[Data entries]
________________
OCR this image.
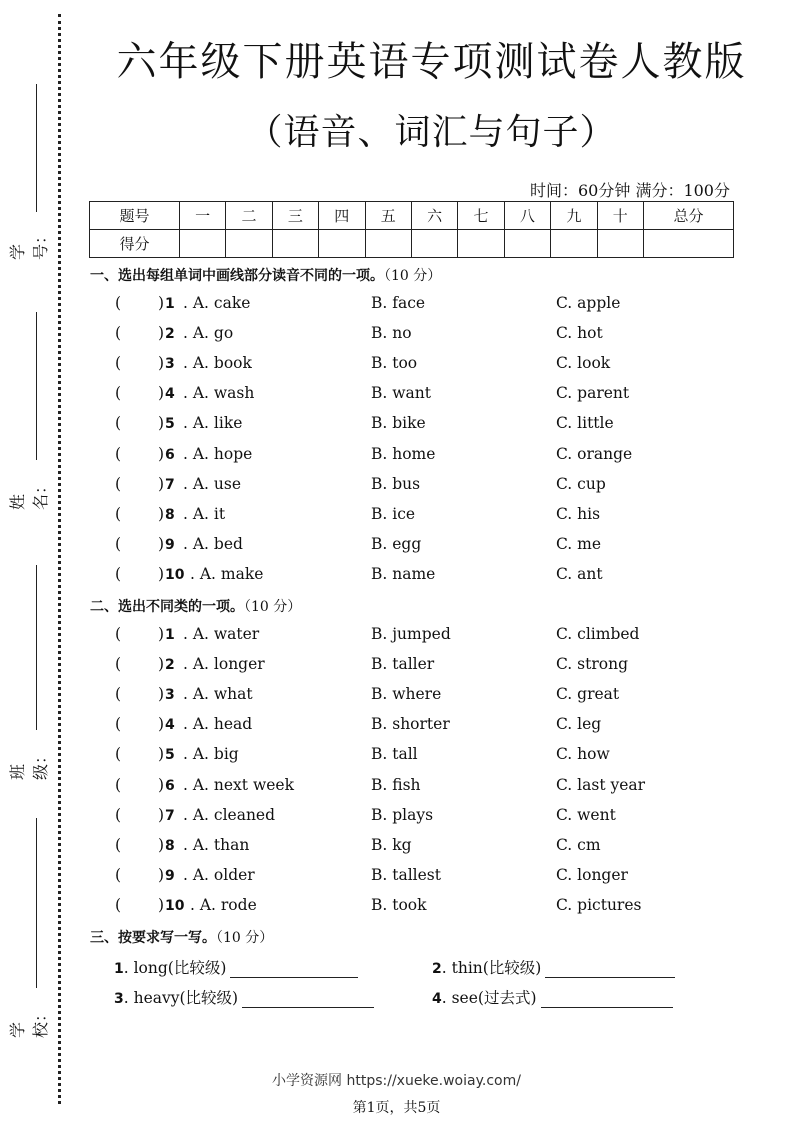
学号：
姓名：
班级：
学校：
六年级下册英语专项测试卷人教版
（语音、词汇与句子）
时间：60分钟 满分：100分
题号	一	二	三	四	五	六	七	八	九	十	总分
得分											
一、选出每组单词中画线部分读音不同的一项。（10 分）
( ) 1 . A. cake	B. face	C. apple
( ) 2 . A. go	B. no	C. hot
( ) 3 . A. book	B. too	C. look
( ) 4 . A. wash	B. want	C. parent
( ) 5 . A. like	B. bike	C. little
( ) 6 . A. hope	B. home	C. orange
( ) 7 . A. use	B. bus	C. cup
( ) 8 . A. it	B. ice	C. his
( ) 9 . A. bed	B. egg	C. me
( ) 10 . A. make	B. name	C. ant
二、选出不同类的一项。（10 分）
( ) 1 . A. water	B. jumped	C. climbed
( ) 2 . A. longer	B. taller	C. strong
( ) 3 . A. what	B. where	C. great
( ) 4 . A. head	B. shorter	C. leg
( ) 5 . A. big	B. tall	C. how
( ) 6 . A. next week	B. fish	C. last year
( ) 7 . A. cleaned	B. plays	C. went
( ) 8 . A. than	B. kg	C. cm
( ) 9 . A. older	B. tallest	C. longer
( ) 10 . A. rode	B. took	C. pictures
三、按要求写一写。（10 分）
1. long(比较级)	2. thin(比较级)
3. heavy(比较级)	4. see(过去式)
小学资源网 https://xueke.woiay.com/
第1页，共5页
________________
### WHAT IS REQUIRED:
Ignore the images and quote every line of the listing exactly.

### ANSWER TO THIS PROBLEM:
OCR this image.
学号：
姓名：
班级：
学校：
六年级下册英语专项测试卷人教版
（语音、词汇与句子）
时间：60分钟 满分：100分
题号	一	二	三	四	五	六	七	八	九	十	总分
得分											
一、选出每组单词中画线部分读音不同的一项。（10 分）
( ) 1 . A. cake	B. face	C. apple
( ) 2 . A. go	B. no	C. hot
( ) 3 . A. book	B. too	C. look
( ) 4 . A. wash	B. want	C. parent
( ) 5 . A. like	B. bike	C. little
( ) 6 . A. hope	B. home	C. orange
( ) 7 . A. use	B. bus	C. cup
( ) 8 . A. it	B. ice	C. his
( ) 9 . A. bed	B. egg	C. me
( ) 10 . A. make	B. name	C. ant
二、选出不同类的一项。（10 分）
( ) 1 . A. water	B. jumped	C. climbed
( ) 2 . A. longer	B. taller	C. strong
( ) 3 . A. what	B. where	C. great
( ) 4 . A. head	B. shorter	C. leg
( ) 5 . A. big	B. tall	C. how
( ) 6 . A. next week	B. fish	C. last year
( ) 7 . A. cleaned	B. plays	C. went
( ) 8 . A. than	B. kg	C. cm
( ) 9 . A. older	B. tallest	C. longer
( ) 10 . A. rode	B. took	C. pictures
三、按要求写一写。（10 分）
1. long(比较级)	2. thin(比较级)
3. heavy(比较级)	4. see(过去式)
小学资源网 https://xueke.woiay.com/
第1页，共5页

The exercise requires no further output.